Copy out each line exactly; pictures stay out of the copy.

◇ ◇ ◇ ◇

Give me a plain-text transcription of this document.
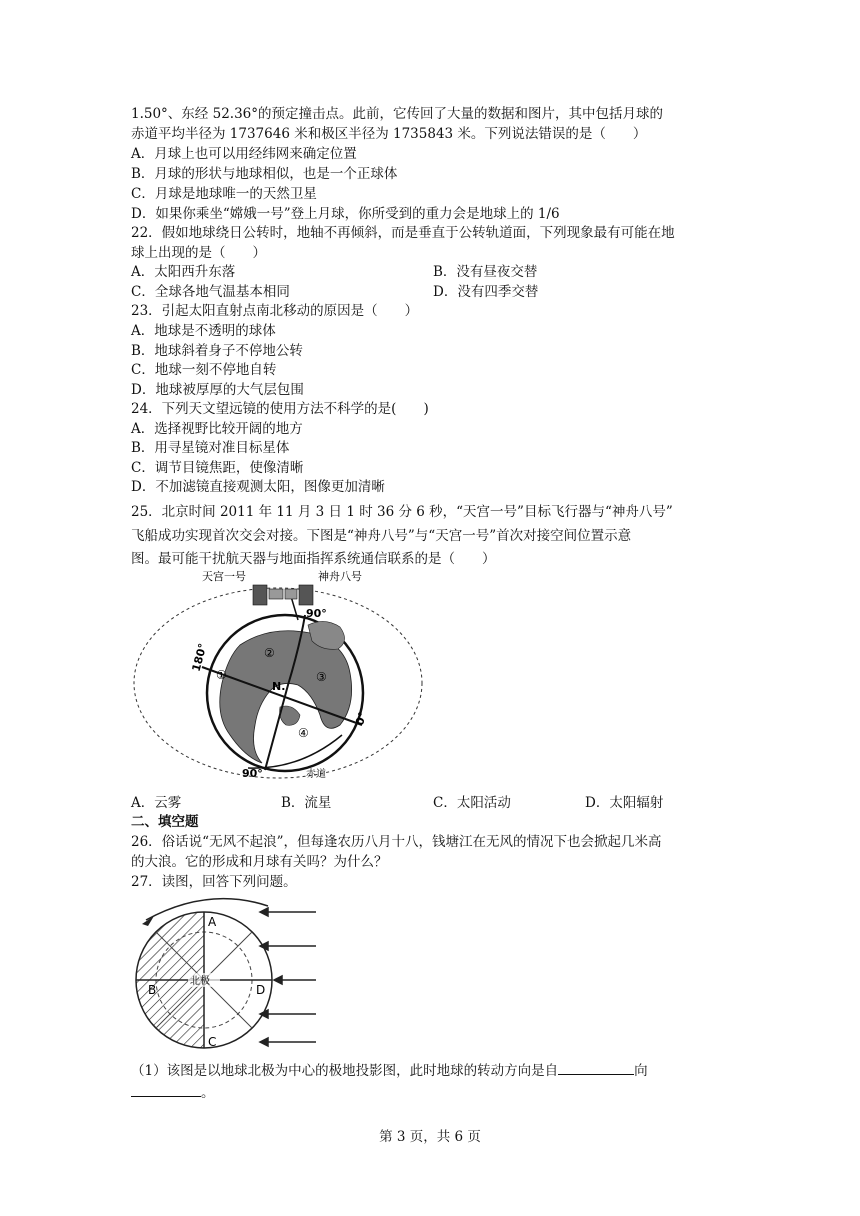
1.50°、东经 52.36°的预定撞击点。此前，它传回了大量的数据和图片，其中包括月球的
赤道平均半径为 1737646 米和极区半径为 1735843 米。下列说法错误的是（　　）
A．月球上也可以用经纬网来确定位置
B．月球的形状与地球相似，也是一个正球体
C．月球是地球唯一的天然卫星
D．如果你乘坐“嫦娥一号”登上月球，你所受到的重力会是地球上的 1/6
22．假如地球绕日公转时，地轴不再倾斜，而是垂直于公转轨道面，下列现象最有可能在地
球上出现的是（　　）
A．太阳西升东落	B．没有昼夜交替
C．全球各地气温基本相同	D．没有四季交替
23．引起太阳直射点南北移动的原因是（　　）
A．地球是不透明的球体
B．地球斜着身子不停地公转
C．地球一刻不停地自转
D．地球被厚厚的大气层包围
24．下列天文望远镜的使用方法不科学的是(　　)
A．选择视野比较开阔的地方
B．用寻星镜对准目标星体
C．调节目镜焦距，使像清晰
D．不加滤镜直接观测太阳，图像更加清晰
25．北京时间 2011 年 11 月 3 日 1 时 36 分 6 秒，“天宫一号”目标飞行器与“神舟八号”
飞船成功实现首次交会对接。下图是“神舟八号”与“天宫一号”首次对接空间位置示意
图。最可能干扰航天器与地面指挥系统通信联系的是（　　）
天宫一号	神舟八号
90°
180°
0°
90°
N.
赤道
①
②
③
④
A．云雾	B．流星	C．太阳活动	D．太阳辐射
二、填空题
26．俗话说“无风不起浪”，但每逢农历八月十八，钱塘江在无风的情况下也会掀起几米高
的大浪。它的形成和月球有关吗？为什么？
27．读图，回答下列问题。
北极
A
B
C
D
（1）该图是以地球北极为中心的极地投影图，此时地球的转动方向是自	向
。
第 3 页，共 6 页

◇ ◇ ◇ ◇

◆ **OUTPUT FOR THIS TASK**
Give me a plain-text transcription of this document.
1.50°、东经 52.36°的预定撞击点。此前，它传回了大量的数据和图片，其中包括月球的
赤道平均半径为 1737646 米和极区半径为 1735843 米。下列说法错误的是（　　）
A．月球上也可以用经纬网来确定位置
B．月球的形状与地球相似，也是一个正球体
C．月球是地球唯一的天然卫星
D．如果你乘坐“嫦娥一号”登上月球，你所受到的重力会是地球上的 1/6
22．假如地球绕日公转时，地轴不再倾斜，而是垂直于公转轨道面，下列现象最有可能在地
球上出现的是（　　）
A．太阳西升东落	B．没有昼夜交替
C．全球各地气温基本相同	D．没有四季交替
23．引起太阳直射点南北移动的原因是（　　）
A．地球是不透明的球体
B．地球斜着身子不停地公转
C．地球一刻不停地自转
D．地球被厚厚的大气层包围
24．下列天文望远镜的使用方法不科学的是(　　)
A．选择视野比较开阔的地方
B．用寻星镜对准目标星体
C．调节目镜焦距，使像清晰
D．不加滤镜直接观测太阳，图像更加清晰
25．北京时间 2011 年 11 月 3 日 1 时 36 分 6 秒，“天宫一号”目标飞行器与“神舟八号”
飞船成功实现首次交会对接。下图是“神舟八号”与“天宫一号”首次对接空间位置示意
图。最可能干扰航天器与地面指挥系统通信联系的是（　　）
天宫一号	神舟八号
90°
180°
0°
90°
N.
赤道
①
②
③
④
A．云雾	B．流星	C．太阳活动	D．太阳辐射
二、填空题
26．俗话说“无风不起浪”，但每逢农历八月十八，钱塘江在无风的情况下也会掀起几米高
的大浪。它的形成和月球有关吗？为什么？
27．读图，回答下列问题。
北极
A
B
C
D
（1）该图是以地球北极为中心的极地投影图，此时地球的转动方向是自	向
。
第 3 页，共 6 页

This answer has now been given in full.